**Your assignment**: Output every entry below exactly, without its pictures.

**Provided entries**:
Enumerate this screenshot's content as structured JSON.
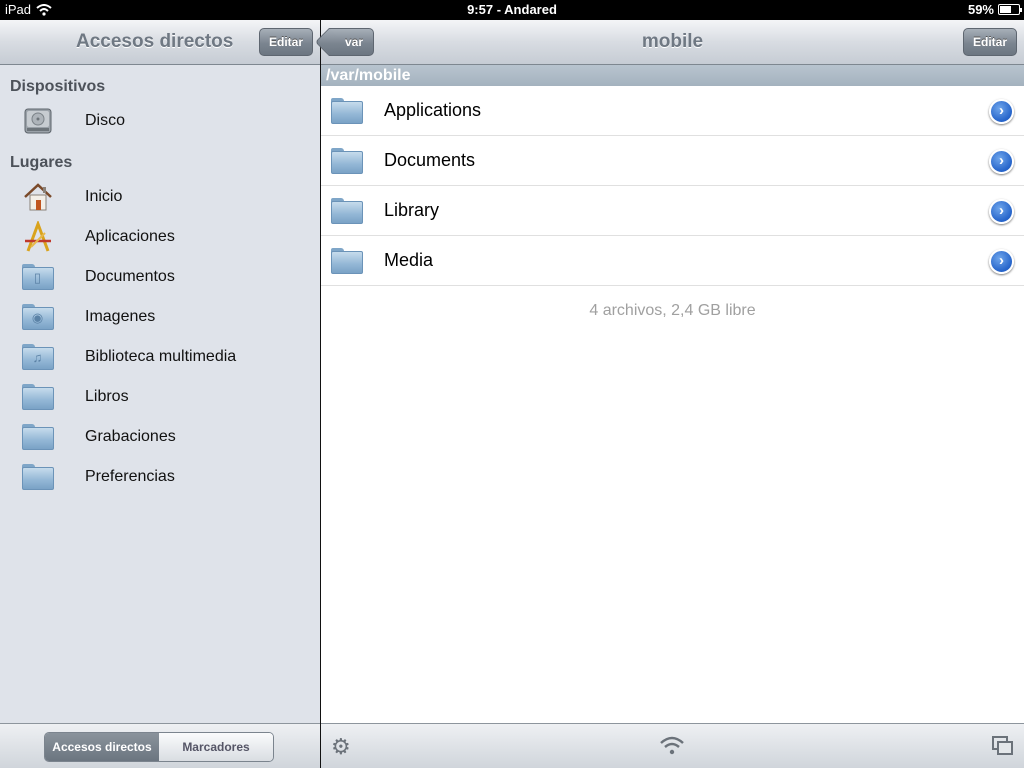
{
  "status_bar": {
    "carrier": "iPad",
    "time": "9:57 - Andared",
    "battery": "59%",
    "battery_level": 0.59
  },
  "left": {
    "title": "Accesos directos",
    "edit_label": "Editar",
    "sections": [
      {
        "title": "Dispositivos",
        "items": [
          {
            "label": "Disco",
            "icon": "disk-icon"
          }
        ]
      },
      {
        "title": "Lugares",
        "items": [
          {
            "label": "Inicio",
            "icon": "home-icon"
          },
          {
            "label": "Aplicaciones",
            "icon": "applications-icon"
          },
          {
            "label": "Documentos",
            "icon": "documents-folder-icon"
          },
          {
            "label": "Imagenes",
            "icon": "pictures-folder-icon"
          },
          {
            "label": "Biblioteca multimedia",
            "icon": "music-folder-icon"
          },
          {
            "label": "Libros",
            "icon": "folder-icon"
          },
          {
            "label": "Grabaciones",
            "icon": "folder-icon"
          },
          {
            "label": "Preferencias",
            "icon": "folder-icon"
          }
        ]
      }
    ],
    "segments": [
      "Accesos directos",
      "Marcadores"
    ],
    "selected_segment": "Accesos directos"
  },
  "right": {
    "back_label": "var",
    "title": "mobile",
    "edit_label": "Editar",
    "path": "/var/mobile",
    "rows": [
      {
        "name": "Applications"
      },
      {
        "name": "Documents"
      },
      {
        "name": "Library"
      },
      {
        "name": "Media"
      }
    ],
    "footer": "4 archivos, 2,4 GB libre",
    "toolbar_icons": [
      "gear-icon",
      "wifi-icon",
      "windows-icon"
    ]
  }
}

**Written solution**:
Enumerate this screenshot's content as structured JSON.
{
  "status_bar": {
    "carrier": "iPad",
    "time": "9:57 - Andared",
    "battery": "59%",
    "battery_level": 0.59
  },
  "left": {
    "title": "Accesos directos",
    "edit_label": "Editar",
    "sections": [
      {
        "title": "Dispositivos",
        "items": [
          {
            "label": "Disco",
            "icon": "disk-icon"
          }
        ]
      },
      {
        "title": "Lugares",
        "items": [
          {
            "label": "Inicio",
            "icon": "home-icon"
          },
          {
            "label": "Aplicaciones",
            "icon": "applications-icon"
          },
          {
            "label": "Documentos",
            "icon": "documents-folder-icon"
          },
          {
            "label": "Imagenes",
            "icon": "pictures-folder-icon"
          },
          {
            "label": "Biblioteca multimedia",
            "icon": "music-folder-icon"
          },
          {
            "label": "Libros",
            "icon": "folder-icon"
          },
          {
            "label": "Grabaciones",
            "icon": "folder-icon"
          },
          {
            "label": "Preferencias",
            "icon": "folder-icon"
          }
        ]
      }
    ],
    "segments": [
      "Accesos directos",
      "Marcadores"
    ],
    "selected_segment": "Accesos directos"
  },
  "right": {
    "back_label": "var",
    "title": "mobile",
    "edit_label": "Editar",
    "path": "/var/mobile",
    "rows": [
      {
        "name": "Applications"
      },
      {
        "name": "Documents"
      },
      {
        "name": "Library"
      },
      {
        "name": "Media"
      }
    ],
    "footer": "4 archivos, 2,4 GB libre",
    "toolbar_icons": [
      "gear-icon",
      "wifi-icon",
      "windows-icon"
    ]
  }
}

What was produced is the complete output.